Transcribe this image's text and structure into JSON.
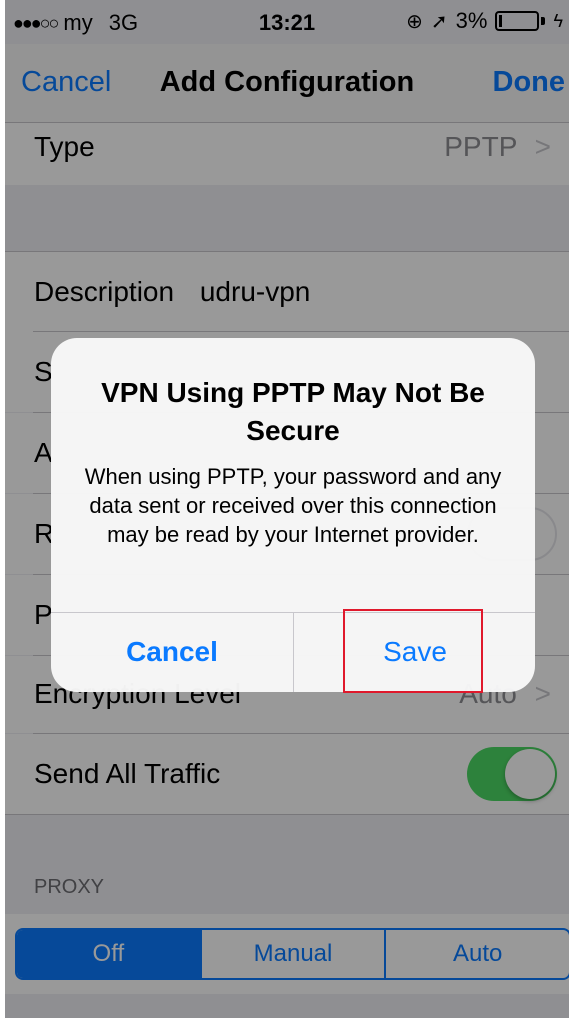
{
  "status_bar": {
    "carrier": "my",
    "network": "3G",
    "time": "13:21",
    "battery": "3%"
  },
  "nav": {
    "cancel_label": "Cancel",
    "title": "Add Configuration",
    "done_label": "Done"
  },
  "rows": {
    "type_label": "Type",
    "type_value": "PPTP",
    "description_label": "Description",
    "description_value": "udru-vpn",
    "server_label_partial": "S",
    "account_label_partial": "A",
    "rsa_label_partial": "R",
    "password_label_partial": "P",
    "encryption_label": "Encryption Level",
    "encryption_value": "Auto",
    "send_all_traffic_label": "Send All Traffic"
  },
  "proxy": {
    "header": "PROXY",
    "options": [
      "Off",
      "Manual",
      "Auto"
    ],
    "selected": "Off"
  },
  "alert": {
    "title": "VPN Using PPTP May Not Be Secure",
    "message": "When using PPTP, your password and any data sent or received over this connection may be read by your Internet provider.",
    "cancel_label": "Cancel",
    "save_label": "Save"
  },
  "colors": {
    "accent": "#0a7aff",
    "toggle_on": "#4cd964",
    "highlight": "#e0192c"
  }
}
*-*-*
# [To be done]
Write out all the entries again, word for word, and print no images.

# [Finished exercise]
Transcribe this image's text and structure into JSON.
{
  "status_bar": {
    "carrier": "my",
    "network": "3G",
    "time": "13:21",
    "battery": "3%"
  },
  "nav": {
    "cancel_label": "Cancel",
    "title": "Add Configuration",
    "done_label": "Done"
  },
  "rows": {
    "type_label": "Type",
    "type_value": "PPTP",
    "description_label": "Description",
    "description_value": "udru-vpn",
    "server_label_partial": "S",
    "account_label_partial": "A",
    "rsa_label_partial": "R",
    "password_label_partial": "P",
    "encryption_label": "Encryption Level",
    "encryption_value": "Auto",
    "send_all_traffic_label": "Send All Traffic"
  },
  "proxy": {
    "header": "PROXY",
    "options": [
      "Off",
      "Manual",
      "Auto"
    ],
    "selected": "Off"
  },
  "alert": {
    "title": "VPN Using PPTP May Not Be Secure",
    "message": "When using PPTP, your password and any data sent or received over this connection may be read by your Internet provider.",
    "cancel_label": "Cancel",
    "save_label": "Save"
  },
  "colors": {
    "accent": "#0a7aff",
    "toggle_on": "#4cd964",
    "highlight": "#e0192c"
  }
}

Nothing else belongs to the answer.